首页    期刊浏览 2025年12月03日 星期三
登录注册

文章基本信息

  • 标题:Accumulation and Power: An Economic History of the United States. - book reviews
  • 作者:Paul Burkett
  • 期刊名称:Monthly Review
  • 印刷版ISSN:0027-0520
  • 出版年度:1993
  • 卷号:Feb 1993
  • 出版社:Monthly Review Foundation

Accumulation and Power: An Economic History of the United States. - book reviews

Paul Burkett

To determine the causes of the current socio-economic crisis of the United States and to draw appropriate political conclusions, it is essential to understand how the system evolved toward its present condition. Accumulation and Power helps provide this understanding by showing how the development of corporate enterprises and the corresponding emergence of a class structure composed primarily of capitalists and wage laborers caused fundamental metamorphoses in the processes of competition, aggregate-demand determination, and state policy making. Richard Du Boff demonstrates that although this transformation entailed an unprecedented development of productive capacity, the end result was a system in which the socially-rational utilization of this productive capacity conflicts with the overriding objective of the capitalist class: "to maintain control over the profit-making environment and to keep unwelcome incursions into it bottled up." (p. 125)

He starts by charting how even in the years before 1840, the U.S. economy began "to trace out sharper capitalist profiles," as competition among small businesses and commercial capitalists interacted with pre-existing inequalities in wealth to produce a growing "social distance between rich and poor ... [and] the first signs of a new class of wage-earners." (p. 16) Early economic growth was driven by spurts of exports, substitution of domestic manufactures for imports, rising farm productivity in the West, and a "commercial revolution" involving the "decline of the general merchant" in favor of specialized traders, shippers, and financial capitalists. Du Boff shows that this growth phase was accelerated by state governments' construction of harbors, canals, and roads, and by state sanctioning of legal "devices like the chartered corporation" which increased the financial resources available to commercial capitalists. The rate and sectoral pattern of development were also heavily influenced by political upheavals such as the French Revolution and Napoleonic wars (a boon to U.S. shipping and export interests) and the 1807 Embargo Act implemented by Jefferson in response to the British-French blockade (which encouraged import substitution in manufacturing).
^^^^^^^^^^^^^^^^
__To-do list__:
1. Determine whether each of the following statements agrees with the book review, and support each judgment with the deciding words of the review, quoted exactly: (a) State governments built harbors, canals, and roads; (b) The 1807 Embargo Act was implemented by Madison; (c) The French Revolution and Napoleonic wars were harmful to U.S. shipping interests.
2. Write a continuation of the book review on U.S. economic history, beginning after its final sentence.

[Element and region data]
^^^^^^^^^^^^^^^^
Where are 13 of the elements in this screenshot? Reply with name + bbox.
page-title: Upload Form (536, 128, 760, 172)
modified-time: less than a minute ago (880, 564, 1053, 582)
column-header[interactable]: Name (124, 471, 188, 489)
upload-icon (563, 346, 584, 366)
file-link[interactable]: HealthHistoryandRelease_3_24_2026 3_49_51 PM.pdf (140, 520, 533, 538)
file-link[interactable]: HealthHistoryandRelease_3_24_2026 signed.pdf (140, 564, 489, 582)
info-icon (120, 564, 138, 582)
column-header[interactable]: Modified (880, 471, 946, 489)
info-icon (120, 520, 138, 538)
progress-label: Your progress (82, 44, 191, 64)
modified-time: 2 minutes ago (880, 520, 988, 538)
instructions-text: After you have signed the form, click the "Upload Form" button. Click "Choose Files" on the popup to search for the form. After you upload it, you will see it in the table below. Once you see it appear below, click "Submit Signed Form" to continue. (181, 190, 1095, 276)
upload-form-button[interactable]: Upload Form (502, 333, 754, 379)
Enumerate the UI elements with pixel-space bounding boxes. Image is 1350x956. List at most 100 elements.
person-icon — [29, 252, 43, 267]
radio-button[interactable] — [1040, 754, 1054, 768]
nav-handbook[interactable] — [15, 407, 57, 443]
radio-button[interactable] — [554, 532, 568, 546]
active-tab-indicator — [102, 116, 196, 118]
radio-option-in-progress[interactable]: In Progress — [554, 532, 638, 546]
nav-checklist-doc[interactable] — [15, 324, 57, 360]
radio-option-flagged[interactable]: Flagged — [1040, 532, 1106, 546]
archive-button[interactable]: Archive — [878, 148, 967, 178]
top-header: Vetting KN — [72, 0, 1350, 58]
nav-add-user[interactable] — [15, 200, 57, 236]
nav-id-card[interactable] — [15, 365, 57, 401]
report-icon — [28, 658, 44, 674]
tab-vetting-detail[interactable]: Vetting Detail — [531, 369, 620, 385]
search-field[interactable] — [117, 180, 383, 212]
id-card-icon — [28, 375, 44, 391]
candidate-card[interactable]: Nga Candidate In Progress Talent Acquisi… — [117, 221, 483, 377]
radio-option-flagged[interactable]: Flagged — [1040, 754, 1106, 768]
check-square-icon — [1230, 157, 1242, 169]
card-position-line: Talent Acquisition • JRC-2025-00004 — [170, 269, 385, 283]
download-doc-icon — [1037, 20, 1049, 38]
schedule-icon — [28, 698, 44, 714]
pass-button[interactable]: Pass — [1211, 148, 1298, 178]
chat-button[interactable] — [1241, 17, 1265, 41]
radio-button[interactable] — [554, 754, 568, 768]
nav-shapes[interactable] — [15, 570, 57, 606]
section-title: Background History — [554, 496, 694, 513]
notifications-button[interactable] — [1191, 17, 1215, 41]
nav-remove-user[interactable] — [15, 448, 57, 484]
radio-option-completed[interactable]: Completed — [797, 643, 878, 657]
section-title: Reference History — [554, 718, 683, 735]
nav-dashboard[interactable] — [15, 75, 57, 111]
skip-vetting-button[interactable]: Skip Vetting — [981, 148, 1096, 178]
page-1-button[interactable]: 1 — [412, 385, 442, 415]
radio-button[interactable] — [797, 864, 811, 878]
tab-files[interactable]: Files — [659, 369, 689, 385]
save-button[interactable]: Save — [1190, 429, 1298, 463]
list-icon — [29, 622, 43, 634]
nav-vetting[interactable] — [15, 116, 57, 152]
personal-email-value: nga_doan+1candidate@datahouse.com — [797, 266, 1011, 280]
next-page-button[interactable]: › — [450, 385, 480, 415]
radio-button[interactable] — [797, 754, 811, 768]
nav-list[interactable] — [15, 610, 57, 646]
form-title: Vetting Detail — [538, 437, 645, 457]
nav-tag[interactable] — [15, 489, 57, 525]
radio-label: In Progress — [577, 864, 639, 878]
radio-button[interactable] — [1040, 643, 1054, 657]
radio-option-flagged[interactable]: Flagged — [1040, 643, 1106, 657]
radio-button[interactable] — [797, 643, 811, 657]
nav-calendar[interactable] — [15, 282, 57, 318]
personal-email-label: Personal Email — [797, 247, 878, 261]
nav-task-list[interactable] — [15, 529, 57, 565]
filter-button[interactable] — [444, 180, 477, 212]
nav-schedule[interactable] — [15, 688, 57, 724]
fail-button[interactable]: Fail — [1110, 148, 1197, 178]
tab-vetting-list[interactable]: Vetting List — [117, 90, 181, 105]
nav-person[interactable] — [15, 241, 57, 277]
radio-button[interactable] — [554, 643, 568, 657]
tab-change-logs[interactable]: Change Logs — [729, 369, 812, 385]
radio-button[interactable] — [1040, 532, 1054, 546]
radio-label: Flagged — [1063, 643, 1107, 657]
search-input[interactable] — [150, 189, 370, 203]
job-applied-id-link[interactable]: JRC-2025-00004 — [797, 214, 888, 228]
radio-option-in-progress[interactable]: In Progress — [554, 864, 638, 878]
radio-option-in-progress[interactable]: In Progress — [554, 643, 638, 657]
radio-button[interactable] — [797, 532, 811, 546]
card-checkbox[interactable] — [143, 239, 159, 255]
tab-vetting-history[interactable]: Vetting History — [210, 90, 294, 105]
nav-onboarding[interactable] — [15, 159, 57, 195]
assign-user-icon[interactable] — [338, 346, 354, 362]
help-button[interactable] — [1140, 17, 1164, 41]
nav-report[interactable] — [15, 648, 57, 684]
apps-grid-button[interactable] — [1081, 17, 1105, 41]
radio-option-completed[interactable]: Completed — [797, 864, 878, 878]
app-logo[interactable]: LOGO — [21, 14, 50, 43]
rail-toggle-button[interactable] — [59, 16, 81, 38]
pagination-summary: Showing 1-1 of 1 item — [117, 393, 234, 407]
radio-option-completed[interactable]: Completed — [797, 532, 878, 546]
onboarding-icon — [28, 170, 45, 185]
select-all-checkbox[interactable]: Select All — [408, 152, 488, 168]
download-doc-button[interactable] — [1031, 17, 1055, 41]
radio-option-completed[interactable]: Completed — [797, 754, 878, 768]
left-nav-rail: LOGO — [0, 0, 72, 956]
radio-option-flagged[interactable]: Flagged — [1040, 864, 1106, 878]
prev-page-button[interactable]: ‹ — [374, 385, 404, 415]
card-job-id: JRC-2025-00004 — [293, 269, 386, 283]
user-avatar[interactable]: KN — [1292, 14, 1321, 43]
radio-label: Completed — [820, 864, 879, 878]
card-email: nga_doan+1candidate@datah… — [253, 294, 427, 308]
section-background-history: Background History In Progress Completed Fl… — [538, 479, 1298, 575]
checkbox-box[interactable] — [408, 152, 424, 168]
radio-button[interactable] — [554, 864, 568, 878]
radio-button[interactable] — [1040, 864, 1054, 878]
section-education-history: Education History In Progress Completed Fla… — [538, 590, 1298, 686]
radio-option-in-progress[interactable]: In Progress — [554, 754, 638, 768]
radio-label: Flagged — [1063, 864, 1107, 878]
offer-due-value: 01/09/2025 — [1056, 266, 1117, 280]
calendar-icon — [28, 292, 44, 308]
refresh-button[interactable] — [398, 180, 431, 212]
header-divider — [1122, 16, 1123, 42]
^^^^^^^^^^^^^^^^
__Outputs for the tasks__:
1.
(a) Yes: "by state governments' construction of harbors, canals, and roads"
(b) No: "the 1807 Embargo Act implemented by Jefferson"
(c) No: "(a boon to U.S. shipping and export interests)"

2.
In the 1840s capitalist development began to enter a more "revolutionary phase" in which "epoch-making innovations" such as the railroad, telegraph, and steam power created unprecedented opportunities for those with access to investible surplus to employ wage labor in order to make a profit. During this "Grand Traverse" of the U.S. economy there was also still ample room for capital accumulation to expand at the expense of its domestic non-capitalist environment. Hence "the economy's capacity for absorbing additional capital was very large compared to its ability to create and mobilize savings." (p. 42) New avenues arose for making financial profits by channeling personal and enterprise savings (both foreign and domestic) toward investing enterprises, and through the issuing and trading of financial assets in the emerging stock and bond markets.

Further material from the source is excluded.